— BEGIN DATASET ENTRIES —

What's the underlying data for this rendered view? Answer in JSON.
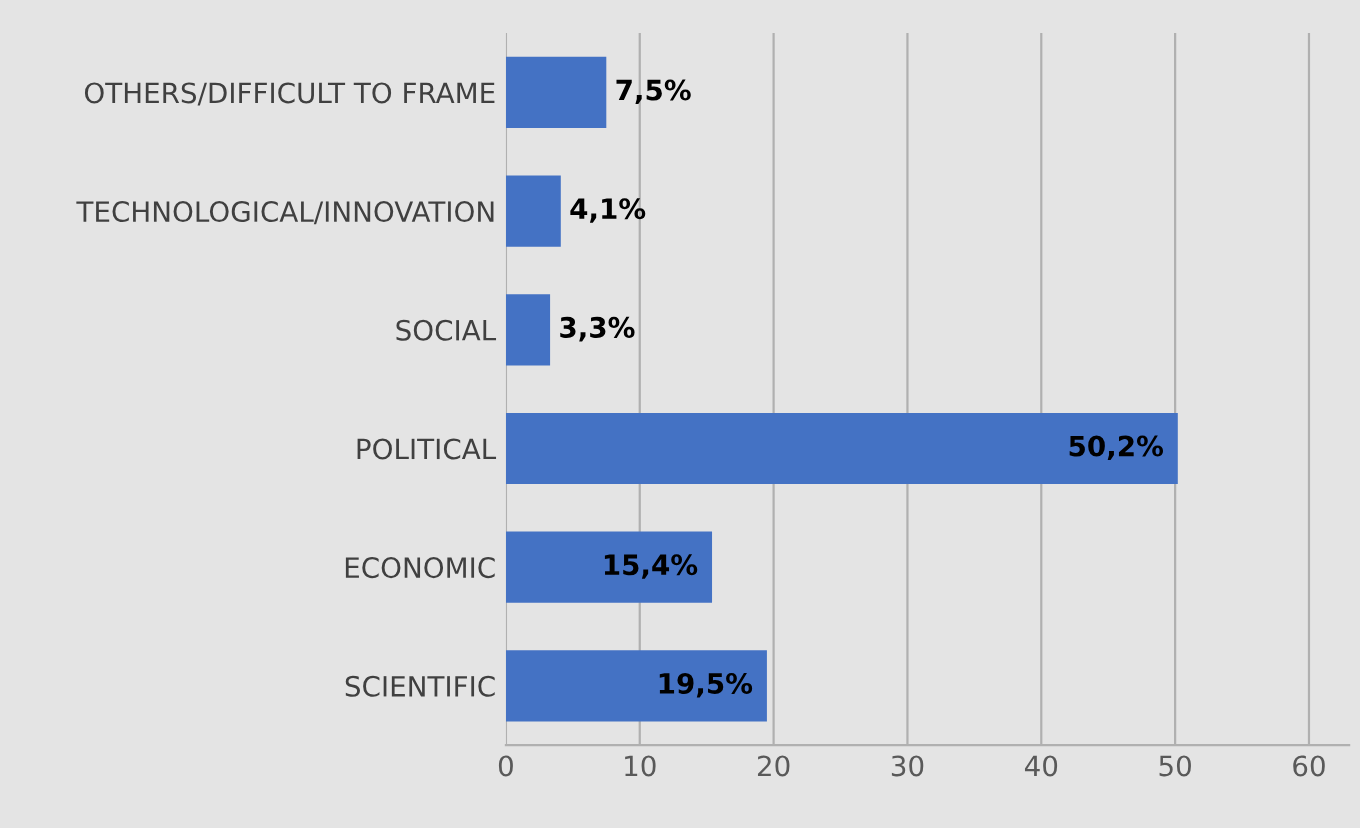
{
  "chart_data": {
    "type": "bar",
    "orientation": "horizontal",
    "categories": [
      "OTHERS/DIFFICULT TO FRAME",
      "TECHNOLOGICAL/INNOVATION",
      "SOCIAL",
      "POLITICAL",
      "ECONOMIC",
      "SCIENTIFIC"
    ],
    "values": [
      7.5,
      4.1,
      3.3,
      50.2,
      15.4,
      19.5
    ],
    "value_labels": [
      "7,5%",
      "4,1%",
      "3,3%",
      "50,2%",
      "15,4%",
      "19,5%"
    ],
    "color": "#4472c4",
    "xlim": [
      0,
      63
    ],
    "xticks": [
      0,
      10,
      20,
      30,
      40,
      50,
      60
    ],
    "grid": "x"
  }
}
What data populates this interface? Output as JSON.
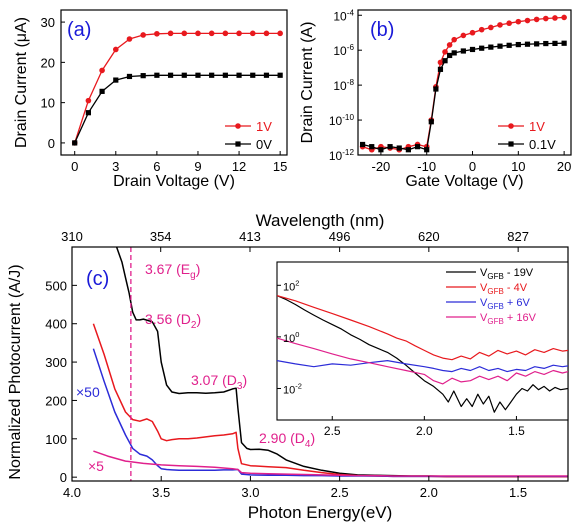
{
  "chart_data": [
    {
      "panel": "(a)",
      "type": "line",
      "xlabel": "Drain Voltage (V)",
      "ylabel": "Drain Current (μA)",
      "xlim": [
        -1,
        15.5
      ],
      "ylim": [
        -3,
        33
      ],
      "xticks": [
        0,
        3,
        6,
        9,
        12,
        15
      ],
      "yticks": [
        0,
        10,
        20,
        30
      ],
      "grid": false,
      "legend_position": "bottom-right",
      "series": [
        {
          "name": "1V",
          "color": "#e8191e",
          "marker": "circle",
          "x": [
            0,
            1,
            2,
            3,
            4,
            5,
            6,
            7,
            8,
            9,
            10,
            11,
            12,
            13,
            14,
            15
          ],
          "y": [
            0,
            10.5,
            18,
            23.2,
            25.8,
            26.8,
            27.1,
            27.2,
            27.2,
            27.2,
            27.2,
            27.2,
            27.2,
            27.2,
            27.2,
            27.2
          ]
        },
        {
          "name": "0V",
          "color": "#000000",
          "marker": "square",
          "x": [
            0,
            1,
            2,
            3,
            4,
            5,
            6,
            7,
            8,
            9,
            10,
            11,
            12,
            13,
            14,
            15
          ],
          "y": [
            0,
            7.5,
            12.8,
            15.6,
            16.5,
            16.7,
            16.8,
            16.8,
            16.8,
            16.8,
            16.8,
            16.8,
            16.8,
            16.8,
            16.8,
            16.8
          ]
        }
      ]
    },
    {
      "panel": "(b)",
      "type": "line",
      "xlabel": "Gate Voltage (V)",
      "ylabel": "Drain Current (A)",
      "xlim": [
        -25,
        21.5
      ],
      "ylim": [
        1e-12,
        0.0002
      ],
      "yscale": "log",
      "xticks": [
        -20,
        -10,
        0,
        10,
        20
      ],
      "ytick_exponents": [
        -12,
        -10,
        -8,
        -6,
        -4
      ],
      "grid": false,
      "legend_position": "bottom-right",
      "series": [
        {
          "name": "1V",
          "color": "#e8191e",
          "marker": "circle",
          "x": [
            -24,
            -22,
            -20,
            -18,
            -16,
            -14,
            -12,
            -10,
            -9,
            -8,
            -7,
            -6,
            -5,
            -4,
            -2,
            0,
            2,
            4,
            6,
            8,
            10,
            12,
            14,
            16,
            18,
            20
          ],
          "y": [
            3e-12,
            2e-12,
            3e-12,
            2.5e-12,
            2e-12,
            3e-12,
            4e-12,
            3e-12,
            1e-10,
            8e-09,
            2e-07,
            8e-07,
            2e-06,
            4e-06,
            7e-06,
            1e-05,
            1.5e-05,
            2e-05,
            2.8e-05,
            3.5e-05,
            4.3e-05,
            5e-05,
            5.8e-05,
            6.5e-05,
            7e-05,
            7.5e-05
          ]
        },
        {
          "name": "0.1V",
          "color": "#000000",
          "marker": "square",
          "x": [
            -24,
            -22,
            -20,
            -18,
            -16,
            -14,
            -12,
            -10,
            -9,
            -8,
            -7,
            -6,
            -5,
            -4,
            -2,
            0,
            2,
            4,
            6,
            8,
            10,
            12,
            14,
            16,
            18,
            20
          ],
          "y": [
            4e-12,
            3e-12,
            2e-12,
            3e-12,
            2.5e-12,
            2e-12,
            3e-12,
            2e-12,
            8e-11,
            6e-09,
            8e-08,
            2.5e-07,
            5e-07,
            7e-07,
            9e-07,
            1.1e-06,
            1.3e-06,
            1.5e-06,
            1.7e-06,
            1.9e-06,
            2.1e-06,
            2.2e-06,
            2.3e-06,
            2.4e-06,
            2.45e-06,
            2.5e-06
          ]
        }
      ]
    },
    {
      "panel": "(c)",
      "type": "line",
      "xlabel": "Photon Energy(eV)",
      "ylabel": "Normalized Photocurrent (A/J)",
      "top_xlabel": "Wavelength (nm)",
      "xlim": [
        4.0,
        1.22
      ],
      "ylim": [
        -10,
        600
      ],
      "xticks": [
        4.0,
        3.5,
        3.0,
        2.5,
        2.0,
        1.5
      ],
      "yticks": [
        0,
        100,
        200,
        300,
        400,
        500
      ],
      "top_xticks": [
        310,
        354,
        413,
        496,
        620,
        827
      ],
      "grid": false,
      "reference_line": {
        "x": 3.67,
        "color": "#e0208c",
        "style": "dashed"
      },
      "annotations": [
        {
          "text": "3.67 (E",
          "sub": "g",
          "tail": ")",
          "x": 3.67,
          "y": 540
        },
        {
          "text": "3.56 (D",
          "sub": "2",
          "tail": ")",
          "x": 3.56,
          "y": 440
        },
        {
          "text": "3.07 (D",
          "sub": "3",
          "tail": ")",
          "x": 3.07,
          "y": 270
        },
        {
          "text": "2.90 (D",
          "sub": "4",
          "tail": ")",
          "x": 2.9,
          "y": 130
        }
      ],
      "multipliers": [
        {
          "text": "×50",
          "color": "#2c2cd8"
        },
        {
          "text": "×5",
          "color": "#e0208c"
        }
      ],
      "series": [
        {
          "name": "black",
          "color": "#000000",
          "x": [
            3.75,
            3.72,
            3.7,
            3.68,
            3.66,
            3.64,
            3.62,
            3.6,
            3.55,
            3.52,
            3.5,
            3.47,
            3.44,
            3.4,
            3.35,
            3.3,
            3.25,
            3.2,
            3.15,
            3.1,
            3.08,
            3.07,
            3.05,
            3.02,
            3.0,
            2.95,
            2.9,
            2.85,
            2.8,
            2.7,
            2.6,
            2.5,
            2.4,
            2.3,
            2.2,
            2.1,
            2.0,
            1.9,
            1.8,
            1.7,
            1.6,
            1.5,
            1.4,
            1.3,
            1.22
          ],
          "y": [
            600,
            560,
            520,
            480,
            430,
            410,
            410,
            412,
            405,
            380,
            300,
            240,
            222,
            218,
            220,
            220,
            219,
            220,
            222,
            230,
            232,
            180,
            90,
            75,
            72,
            73,
            70,
            60,
            45,
            28,
            18,
            10,
            6,
            5,
            4,
            3,
            3,
            2,
            2,
            2,
            2,
            2,
            2,
            2,
            2
          ]
        },
        {
          "name": "red",
          "color": "#e8191e",
          "x": [
            3.88,
            3.82,
            3.76,
            3.7,
            3.66,
            3.62,
            3.58,
            3.55,
            3.52,
            3.5,
            3.47,
            3.44,
            3.4,
            3.35,
            3.3,
            3.25,
            3.2,
            3.15,
            3.1,
            3.08,
            3.07,
            3.05,
            3.0,
            2.9,
            2.8,
            2.7,
            2.6,
            2.5,
            2.4,
            2.3,
            2.2,
            2.1,
            2.0,
            1.9,
            1.8,
            1.7,
            1.6,
            1.5,
            1.4,
            1.3,
            1.22
          ],
          "y": [
            400,
            320,
            230,
            170,
            150,
            146,
            152,
            145,
            120,
            100,
            95,
            98,
            100,
            100,
            102,
            105,
            108,
            110,
            113,
            117,
            75,
            35,
            30,
            27,
            25,
            18,
            12,
            7,
            4,
            3,
            2,
            2,
            2,
            1,
            1,
            1,
            1,
            1,
            1,
            1,
            1
          ]
        },
        {
          "name": "blue",
          "color": "#2c2cd8",
          "x": [
            3.88,
            3.82,
            3.76,
            3.7,
            3.66,
            3.62,
            3.58,
            3.55,
            3.52,
            3.5,
            3.47,
            3.44,
            3.4,
            3.35,
            3.3,
            3.25,
            3.2,
            3.15,
            3.1,
            3.07,
            3.05,
            3.0,
            2.9,
            2.8,
            2.7,
            2.6,
            2.5,
            2.4,
            2.3,
            2.2,
            2.1,
            2.0,
            1.9,
            1.8,
            1.7,
            1.6,
            1.5,
            1.4,
            1.3,
            1.22
          ],
          "y": [
            335,
            250,
            170,
            110,
            75,
            60,
            55,
            45,
            30,
            22,
            20,
            19,
            18,
            18,
            18,
            18,
            18,
            19,
            19,
            20,
            8,
            6,
            5,
            5,
            4,
            4,
            3,
            3,
            3,
            2,
            2,
            2,
            2,
            2,
            2,
            2,
            2,
            2,
            2,
            2
          ]
        },
        {
          "name": "magenta",
          "color": "#e0208c",
          "x": [
            3.88,
            3.8,
            3.7,
            3.6,
            3.5,
            3.4,
            3.3,
            3.2,
            3.1,
            3.07,
            3.05,
            3.0,
            2.9,
            2.8,
            2.7,
            2.6,
            2.5,
            2.4,
            2.3,
            2.2,
            2.1,
            2.0,
            1.9,
            1.8,
            1.7,
            1.6,
            1.5,
            1.4,
            1.3,
            1.22
          ],
          "y": [
            68,
            55,
            42,
            36,
            32,
            30,
            28,
            26,
            22,
            20,
            12,
            10,
            9,
            8,
            7,
            6,
            5,
            4,
            4,
            3,
            3,
            3,
            3,
            3,
            3,
            3,
            3,
            3,
            3,
            3
          ]
        }
      ],
      "inset": {
        "type": "line",
        "yscale": "log",
        "xlim": [
          2.8,
          1.22
        ],
        "ylim": [
          0.0006,
          800
        ],
        "xticks": [
          2.5,
          2.0,
          1.5
        ],
        "ytick_exponents": [
          -2,
          0,
          2
        ],
        "legend_position": "top-right",
        "series": [
          {
            "name_parts": [
              "V",
              "GFB",
              "  - 19V"
            ],
            "color": "#000000",
            "x": [
              2.8,
              2.75,
              2.7,
              2.65,
              2.6,
              2.55,
              2.5,
              2.45,
              2.4,
              2.35,
              2.3,
              2.25,
              2.2,
              2.15,
              2.1,
              2.05,
              2.0,
              1.95,
              1.9,
              1.87,
              1.84,
              1.8,
              1.77,
              1.74,
              1.71,
              1.68,
              1.65,
              1.62,
              1.59,
              1.56,
              1.53,
              1.5,
              1.47,
              1.44,
              1.41,
              1.38,
              1.35,
              1.32,
              1.29,
              1.26,
              1.22
            ],
            "y": [
              40,
              28,
              18,
              11,
              7,
              4.5,
              3,
              2,
              1.2,
              0.8,
              0.5,
              0.35,
              0.25,
              0.15,
              0.08,
              0.04,
              0.02,
              0.012,
              0.006,
              0.003,
              0.008,
              0.002,
              0.004,
              0.002,
              0.006,
              0.0025,
              0.005,
              0.0012,
              0.003,
              0.0015,
              0.003,
              0.006,
              0.01,
              0.008,
              0.014,
              0.009,
              0.012,
              0.008,
              0.011,
              0.009,
              0.01
            ]
          },
          {
            "name_parts": [
              "V",
              "GFB",
              "  - 4V"
            ],
            "color": "#e8191e",
            "x": [
              2.8,
              2.7,
              2.6,
              2.5,
              2.4,
              2.3,
              2.2,
              2.15,
              2.1,
              2.05,
              2.0,
              1.95,
              1.9,
              1.85,
              1.8,
              1.75,
              1.7,
              1.65,
              1.6,
              1.55,
              1.5,
              1.45,
              1.4,
              1.35,
              1.3,
              1.25,
              1.22
            ],
            "y": [
              40,
              25,
              14,
              8,
              4.5,
              2.5,
              1.3,
              0.9,
              0.7,
              0.45,
              0.3,
              0.2,
              0.15,
              0.13,
              0.18,
              0.14,
              0.25,
              0.18,
              0.3,
              0.22,
              0.28,
              0.2,
              0.32,
              0.25,
              0.35,
              0.28,
              0.3
            ]
          },
          {
            "name_parts": [
              "V",
              "GFB",
              "  + 6V"
            ],
            "color": "#2c2cd8",
            "x": [
              2.8,
              2.7,
              2.6,
              2.5,
              2.4,
              2.3,
              2.2,
              2.1,
              2.0,
              1.95,
              1.9,
              1.85,
              1.8,
              1.75,
              1.7,
              1.65,
              1.6,
              1.55,
              1.5,
              1.45,
              1.4,
              1.35,
              1.3,
              1.25,
              1.22
            ],
            "y": [
              0.12,
              0.09,
              0.07,
              0.09,
              0.08,
              0.1,
              0.12,
              0.09,
              0.07,
              0.06,
              0.05,
              0.045,
              0.06,
              0.05,
              0.07,
              0.05,
              0.06,
              0.045,
              0.055,
              0.05,
              0.07,
              0.06,
              0.08,
              0.07,
              0.075
            ]
          },
          {
            "name_parts": [
              "V",
              "GFB",
              "  + 16V"
            ],
            "color": "#e0208c",
            "x": [
              2.8,
              2.7,
              2.6,
              2.5,
              2.4,
              2.3,
              2.2,
              2.1,
              2.0,
              1.95,
              1.9,
              1.85,
              1.8,
              1.75,
              1.7,
              1.65,
              1.6,
              1.55,
              1.5,
              1.45,
              1.4,
              1.35,
              1.3,
              1.25,
              1.22
            ],
            "y": [
              0.9,
              0.55,
              0.35,
              0.22,
              0.14,
              0.1,
              0.07,
              0.05,
              0.035,
              0.02,
              0.015,
              0.025,
              0.018,
              0.02,
              0.03,
              0.022,
              0.03,
              0.02,
              0.04,
              0.03,
              0.045,
              0.035,
              0.05,
              0.04,
              0.045
            ]
          }
        ]
      }
    }
  ]
}
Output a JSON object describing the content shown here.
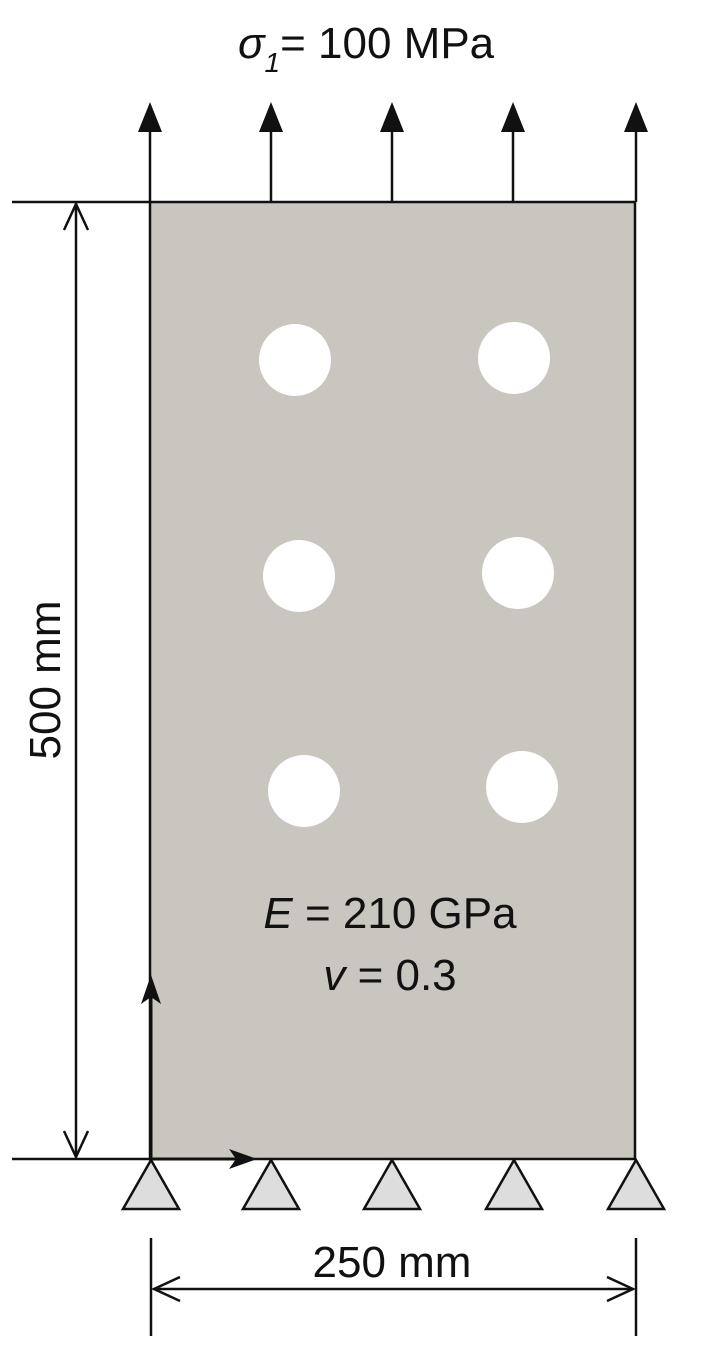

— END DATASET ENTRIES —

- **REQUEST**:
On how many lines does the word "What" appear? Answer with only the number.

- **SOLUTION TO THIS EXERCISE**:
2